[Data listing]

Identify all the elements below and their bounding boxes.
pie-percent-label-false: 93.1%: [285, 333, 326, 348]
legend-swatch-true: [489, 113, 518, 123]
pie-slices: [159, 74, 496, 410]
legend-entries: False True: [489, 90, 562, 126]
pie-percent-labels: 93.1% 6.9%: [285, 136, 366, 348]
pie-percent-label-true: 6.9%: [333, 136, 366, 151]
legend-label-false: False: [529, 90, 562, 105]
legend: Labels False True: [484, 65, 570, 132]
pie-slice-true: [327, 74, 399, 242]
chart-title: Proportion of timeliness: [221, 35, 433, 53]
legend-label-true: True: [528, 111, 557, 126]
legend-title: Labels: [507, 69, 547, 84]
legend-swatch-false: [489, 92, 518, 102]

[DIRECTIONS]:
Please replace "timeliness" with "punctuality" wherever it occurs in the entries above, and write the entries out again with everything else left unchanged.

[FINAL RESULT]:
Identify all the elements below and their bounding boxes.
pie-percent-label-false: 93.1%: [285, 333, 326, 348]
legend-swatch-true: [489, 113, 518, 123]
pie-slices: [159, 74, 496, 410]
legend-entries: False True: [489, 90, 562, 126]
pie-percent-labels: 93.1% 6.9%: [285, 136, 366, 348]
pie-percent-label-true: 6.9%: [333, 136, 366, 151]
legend-label-false: False: [529, 90, 562, 105]
legend: Labels False True: [484, 65, 570, 132]
pie-slice-true: [327, 74, 399, 242]
chart-title: Proportion of punctuality: [221, 35, 433, 53]
legend-label-true: True: [528, 111, 557, 126]
legend-title: Labels: [507, 69, 547, 84]
legend-swatch-false: [489, 92, 518, 102]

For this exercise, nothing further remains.